▸ **The request**
Identify every line in the records below that contains the word "odit", and reproduce each one.

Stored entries
◆ ◆ ◆ ◆

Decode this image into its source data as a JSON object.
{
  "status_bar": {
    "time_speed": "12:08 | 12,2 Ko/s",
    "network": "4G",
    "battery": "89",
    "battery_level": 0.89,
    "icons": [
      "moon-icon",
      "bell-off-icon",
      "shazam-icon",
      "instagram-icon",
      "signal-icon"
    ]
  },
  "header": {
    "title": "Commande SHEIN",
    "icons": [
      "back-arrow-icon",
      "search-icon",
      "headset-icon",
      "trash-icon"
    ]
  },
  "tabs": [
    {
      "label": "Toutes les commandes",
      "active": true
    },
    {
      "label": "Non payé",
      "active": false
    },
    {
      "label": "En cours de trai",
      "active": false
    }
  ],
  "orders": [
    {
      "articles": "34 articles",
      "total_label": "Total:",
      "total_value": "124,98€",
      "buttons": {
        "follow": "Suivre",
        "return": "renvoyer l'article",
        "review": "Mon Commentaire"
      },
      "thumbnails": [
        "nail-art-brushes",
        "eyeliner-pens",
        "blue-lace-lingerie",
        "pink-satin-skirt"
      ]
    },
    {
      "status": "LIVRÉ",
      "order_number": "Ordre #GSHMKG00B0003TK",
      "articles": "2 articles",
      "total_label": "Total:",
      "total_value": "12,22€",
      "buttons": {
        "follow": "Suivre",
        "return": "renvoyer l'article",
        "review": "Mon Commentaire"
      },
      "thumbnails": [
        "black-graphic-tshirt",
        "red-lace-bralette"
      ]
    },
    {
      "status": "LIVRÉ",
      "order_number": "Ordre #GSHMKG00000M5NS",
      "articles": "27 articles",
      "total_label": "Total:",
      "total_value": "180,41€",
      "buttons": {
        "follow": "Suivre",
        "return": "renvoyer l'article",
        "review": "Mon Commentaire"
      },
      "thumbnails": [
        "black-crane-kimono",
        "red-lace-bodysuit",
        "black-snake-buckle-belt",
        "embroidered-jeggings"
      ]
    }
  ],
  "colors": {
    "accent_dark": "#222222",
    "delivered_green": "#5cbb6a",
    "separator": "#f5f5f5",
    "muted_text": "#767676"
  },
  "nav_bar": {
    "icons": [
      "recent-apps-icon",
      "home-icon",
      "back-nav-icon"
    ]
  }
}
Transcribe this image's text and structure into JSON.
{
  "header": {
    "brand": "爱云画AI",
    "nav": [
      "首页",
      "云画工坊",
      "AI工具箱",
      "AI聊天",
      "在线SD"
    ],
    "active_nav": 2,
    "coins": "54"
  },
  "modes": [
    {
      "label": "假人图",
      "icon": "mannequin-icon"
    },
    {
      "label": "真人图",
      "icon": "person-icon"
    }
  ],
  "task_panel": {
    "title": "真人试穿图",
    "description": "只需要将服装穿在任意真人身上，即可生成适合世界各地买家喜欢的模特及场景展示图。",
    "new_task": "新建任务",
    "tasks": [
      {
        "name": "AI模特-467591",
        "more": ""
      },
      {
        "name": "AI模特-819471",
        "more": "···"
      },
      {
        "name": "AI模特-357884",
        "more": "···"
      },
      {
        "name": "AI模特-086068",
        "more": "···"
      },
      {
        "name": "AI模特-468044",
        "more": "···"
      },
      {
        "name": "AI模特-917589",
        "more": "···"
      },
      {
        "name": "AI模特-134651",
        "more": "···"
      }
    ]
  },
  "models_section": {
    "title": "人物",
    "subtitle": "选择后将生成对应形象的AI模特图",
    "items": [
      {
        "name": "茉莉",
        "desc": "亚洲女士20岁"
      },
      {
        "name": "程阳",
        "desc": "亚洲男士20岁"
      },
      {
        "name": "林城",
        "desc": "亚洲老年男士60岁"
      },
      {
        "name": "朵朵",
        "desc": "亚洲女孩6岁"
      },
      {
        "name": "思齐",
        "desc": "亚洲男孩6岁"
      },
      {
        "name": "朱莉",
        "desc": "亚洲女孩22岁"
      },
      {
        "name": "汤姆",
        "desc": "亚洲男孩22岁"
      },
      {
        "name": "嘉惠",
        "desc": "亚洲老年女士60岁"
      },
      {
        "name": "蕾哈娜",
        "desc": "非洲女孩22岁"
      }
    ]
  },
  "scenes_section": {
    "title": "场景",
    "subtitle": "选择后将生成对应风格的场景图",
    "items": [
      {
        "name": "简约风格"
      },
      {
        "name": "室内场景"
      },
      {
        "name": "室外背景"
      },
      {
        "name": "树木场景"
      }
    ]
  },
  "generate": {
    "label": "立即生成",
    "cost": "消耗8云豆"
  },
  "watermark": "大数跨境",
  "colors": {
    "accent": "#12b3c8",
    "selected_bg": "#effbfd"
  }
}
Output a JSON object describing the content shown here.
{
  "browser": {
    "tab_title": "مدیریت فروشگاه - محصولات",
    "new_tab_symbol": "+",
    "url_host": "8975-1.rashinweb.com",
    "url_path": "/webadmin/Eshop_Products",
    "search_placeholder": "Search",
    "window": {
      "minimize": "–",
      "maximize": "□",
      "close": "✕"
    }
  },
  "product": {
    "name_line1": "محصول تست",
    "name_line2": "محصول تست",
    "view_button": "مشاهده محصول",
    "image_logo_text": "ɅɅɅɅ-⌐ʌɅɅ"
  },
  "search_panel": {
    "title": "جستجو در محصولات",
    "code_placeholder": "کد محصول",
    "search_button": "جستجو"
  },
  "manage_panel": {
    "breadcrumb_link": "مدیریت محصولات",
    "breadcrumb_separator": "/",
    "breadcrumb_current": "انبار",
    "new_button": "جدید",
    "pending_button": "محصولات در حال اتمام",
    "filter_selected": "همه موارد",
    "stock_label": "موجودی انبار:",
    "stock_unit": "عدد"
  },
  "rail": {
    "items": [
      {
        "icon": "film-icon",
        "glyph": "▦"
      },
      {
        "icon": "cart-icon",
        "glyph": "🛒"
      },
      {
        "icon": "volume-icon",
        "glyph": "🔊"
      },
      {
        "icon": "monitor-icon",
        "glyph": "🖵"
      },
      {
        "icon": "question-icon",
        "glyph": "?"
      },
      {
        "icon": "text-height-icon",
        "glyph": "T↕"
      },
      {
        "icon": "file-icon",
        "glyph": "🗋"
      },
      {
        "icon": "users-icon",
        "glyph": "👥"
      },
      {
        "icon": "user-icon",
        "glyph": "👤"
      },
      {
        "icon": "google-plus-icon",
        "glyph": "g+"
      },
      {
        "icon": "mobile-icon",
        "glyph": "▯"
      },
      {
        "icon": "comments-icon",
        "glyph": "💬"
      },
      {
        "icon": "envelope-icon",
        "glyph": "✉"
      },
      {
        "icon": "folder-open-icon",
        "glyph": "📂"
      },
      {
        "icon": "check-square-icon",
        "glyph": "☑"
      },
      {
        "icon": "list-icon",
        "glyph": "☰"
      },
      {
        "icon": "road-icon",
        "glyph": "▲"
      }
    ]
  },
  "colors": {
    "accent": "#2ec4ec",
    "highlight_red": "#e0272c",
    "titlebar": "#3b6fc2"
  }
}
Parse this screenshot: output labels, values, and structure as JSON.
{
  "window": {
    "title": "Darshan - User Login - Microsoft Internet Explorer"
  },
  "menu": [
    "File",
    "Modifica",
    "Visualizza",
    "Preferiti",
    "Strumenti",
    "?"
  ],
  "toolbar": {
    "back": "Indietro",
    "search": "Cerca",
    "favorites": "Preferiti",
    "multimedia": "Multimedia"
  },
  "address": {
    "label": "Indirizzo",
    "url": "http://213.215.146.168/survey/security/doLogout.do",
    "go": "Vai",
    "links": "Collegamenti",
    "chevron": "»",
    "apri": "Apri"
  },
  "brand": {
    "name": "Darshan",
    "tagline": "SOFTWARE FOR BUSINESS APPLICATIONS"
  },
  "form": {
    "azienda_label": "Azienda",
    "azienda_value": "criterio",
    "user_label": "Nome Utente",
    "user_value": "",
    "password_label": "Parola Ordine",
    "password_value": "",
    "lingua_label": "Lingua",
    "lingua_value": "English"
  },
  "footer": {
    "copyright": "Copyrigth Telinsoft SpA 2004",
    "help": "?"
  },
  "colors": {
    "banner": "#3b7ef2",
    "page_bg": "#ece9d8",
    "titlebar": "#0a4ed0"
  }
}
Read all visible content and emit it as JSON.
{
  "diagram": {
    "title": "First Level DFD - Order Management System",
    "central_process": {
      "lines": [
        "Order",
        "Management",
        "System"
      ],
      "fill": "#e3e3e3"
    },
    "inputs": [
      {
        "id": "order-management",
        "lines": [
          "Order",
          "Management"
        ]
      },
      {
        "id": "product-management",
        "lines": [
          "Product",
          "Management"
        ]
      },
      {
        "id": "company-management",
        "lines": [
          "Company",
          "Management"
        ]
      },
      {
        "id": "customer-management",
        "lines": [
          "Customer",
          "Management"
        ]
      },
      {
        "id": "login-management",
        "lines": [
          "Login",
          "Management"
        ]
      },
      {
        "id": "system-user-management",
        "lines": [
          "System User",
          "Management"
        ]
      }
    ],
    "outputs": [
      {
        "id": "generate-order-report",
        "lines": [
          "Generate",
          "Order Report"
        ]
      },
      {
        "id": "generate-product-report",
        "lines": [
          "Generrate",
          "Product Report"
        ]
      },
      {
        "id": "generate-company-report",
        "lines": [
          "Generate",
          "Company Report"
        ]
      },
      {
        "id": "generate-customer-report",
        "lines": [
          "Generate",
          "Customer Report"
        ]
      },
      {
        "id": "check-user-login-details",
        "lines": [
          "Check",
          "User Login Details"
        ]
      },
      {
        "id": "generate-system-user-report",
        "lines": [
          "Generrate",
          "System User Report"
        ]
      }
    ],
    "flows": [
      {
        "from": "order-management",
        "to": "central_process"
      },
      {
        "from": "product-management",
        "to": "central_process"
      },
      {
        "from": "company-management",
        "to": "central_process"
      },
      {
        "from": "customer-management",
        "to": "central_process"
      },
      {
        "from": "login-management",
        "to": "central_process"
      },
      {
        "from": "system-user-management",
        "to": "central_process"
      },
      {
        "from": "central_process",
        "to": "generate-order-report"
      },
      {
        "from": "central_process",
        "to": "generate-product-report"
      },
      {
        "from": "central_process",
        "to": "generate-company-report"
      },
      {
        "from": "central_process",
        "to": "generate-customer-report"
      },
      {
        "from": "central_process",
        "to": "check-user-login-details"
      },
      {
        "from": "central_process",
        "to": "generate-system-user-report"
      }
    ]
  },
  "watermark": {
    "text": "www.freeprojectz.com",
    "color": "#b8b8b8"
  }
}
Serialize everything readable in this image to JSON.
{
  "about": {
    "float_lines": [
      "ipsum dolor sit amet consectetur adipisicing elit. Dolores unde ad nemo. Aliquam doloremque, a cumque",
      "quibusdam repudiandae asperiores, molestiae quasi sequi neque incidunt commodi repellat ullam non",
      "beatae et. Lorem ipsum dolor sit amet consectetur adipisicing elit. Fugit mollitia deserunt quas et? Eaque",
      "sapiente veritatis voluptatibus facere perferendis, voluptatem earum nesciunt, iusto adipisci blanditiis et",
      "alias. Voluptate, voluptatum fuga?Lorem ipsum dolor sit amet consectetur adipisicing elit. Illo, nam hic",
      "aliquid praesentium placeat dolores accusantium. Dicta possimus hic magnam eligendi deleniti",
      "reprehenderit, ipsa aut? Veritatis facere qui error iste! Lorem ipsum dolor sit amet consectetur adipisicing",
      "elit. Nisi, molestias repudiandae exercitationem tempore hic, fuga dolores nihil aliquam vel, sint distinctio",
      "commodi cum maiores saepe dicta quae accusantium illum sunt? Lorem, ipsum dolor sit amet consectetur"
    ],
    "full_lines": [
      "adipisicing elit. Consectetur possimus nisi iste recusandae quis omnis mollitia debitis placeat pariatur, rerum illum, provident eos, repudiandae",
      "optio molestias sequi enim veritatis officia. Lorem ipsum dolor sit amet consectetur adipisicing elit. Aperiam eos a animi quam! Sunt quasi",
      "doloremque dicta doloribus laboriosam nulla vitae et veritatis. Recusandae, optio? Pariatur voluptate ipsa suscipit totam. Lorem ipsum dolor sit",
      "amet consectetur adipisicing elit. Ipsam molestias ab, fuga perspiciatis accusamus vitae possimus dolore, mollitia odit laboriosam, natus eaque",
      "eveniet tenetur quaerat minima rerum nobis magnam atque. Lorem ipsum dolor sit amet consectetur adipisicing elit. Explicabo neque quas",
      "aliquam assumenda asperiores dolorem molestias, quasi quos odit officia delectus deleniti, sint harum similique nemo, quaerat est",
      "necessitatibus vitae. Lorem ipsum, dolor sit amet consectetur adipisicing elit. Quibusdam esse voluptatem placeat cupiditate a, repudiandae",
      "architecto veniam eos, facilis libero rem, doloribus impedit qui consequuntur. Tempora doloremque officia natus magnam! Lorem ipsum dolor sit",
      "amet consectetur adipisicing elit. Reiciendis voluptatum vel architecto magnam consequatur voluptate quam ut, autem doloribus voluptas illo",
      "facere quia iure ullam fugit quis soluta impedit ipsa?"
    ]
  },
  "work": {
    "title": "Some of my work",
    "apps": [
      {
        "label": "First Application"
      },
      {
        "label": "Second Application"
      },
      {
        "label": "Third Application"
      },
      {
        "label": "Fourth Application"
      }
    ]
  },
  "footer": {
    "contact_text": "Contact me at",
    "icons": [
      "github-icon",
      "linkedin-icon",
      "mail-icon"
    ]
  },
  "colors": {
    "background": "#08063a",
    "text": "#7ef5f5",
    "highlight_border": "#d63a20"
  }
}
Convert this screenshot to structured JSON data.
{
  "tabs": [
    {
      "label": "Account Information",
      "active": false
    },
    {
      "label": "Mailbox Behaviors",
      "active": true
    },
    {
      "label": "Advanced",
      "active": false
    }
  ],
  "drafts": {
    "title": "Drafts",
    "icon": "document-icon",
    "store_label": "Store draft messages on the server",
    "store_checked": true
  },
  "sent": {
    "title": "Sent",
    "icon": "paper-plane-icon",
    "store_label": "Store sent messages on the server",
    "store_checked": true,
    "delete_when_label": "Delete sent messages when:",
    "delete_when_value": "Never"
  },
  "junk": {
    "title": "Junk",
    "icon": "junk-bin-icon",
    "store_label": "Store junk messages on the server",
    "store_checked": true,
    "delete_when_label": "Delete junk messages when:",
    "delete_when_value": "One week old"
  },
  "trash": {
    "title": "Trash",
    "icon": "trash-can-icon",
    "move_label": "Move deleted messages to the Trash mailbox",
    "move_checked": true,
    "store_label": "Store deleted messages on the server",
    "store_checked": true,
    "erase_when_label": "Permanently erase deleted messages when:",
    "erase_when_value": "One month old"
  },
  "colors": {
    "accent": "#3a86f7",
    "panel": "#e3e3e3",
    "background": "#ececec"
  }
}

◆ ◆ ◆ ◆

▸ **Solution to this exercise**
      "amet consectetur adipisicing elit. Ipsam molestias ab, fuga perspiciatis accusamus vitae possimus dolore, mollitia odit laboriosam, natus eaque",
      "aliquam assumenda asperiores dolorem molestias, quasi quos odit officia delectus deleniti, sint harum similique nemo, quaerat est",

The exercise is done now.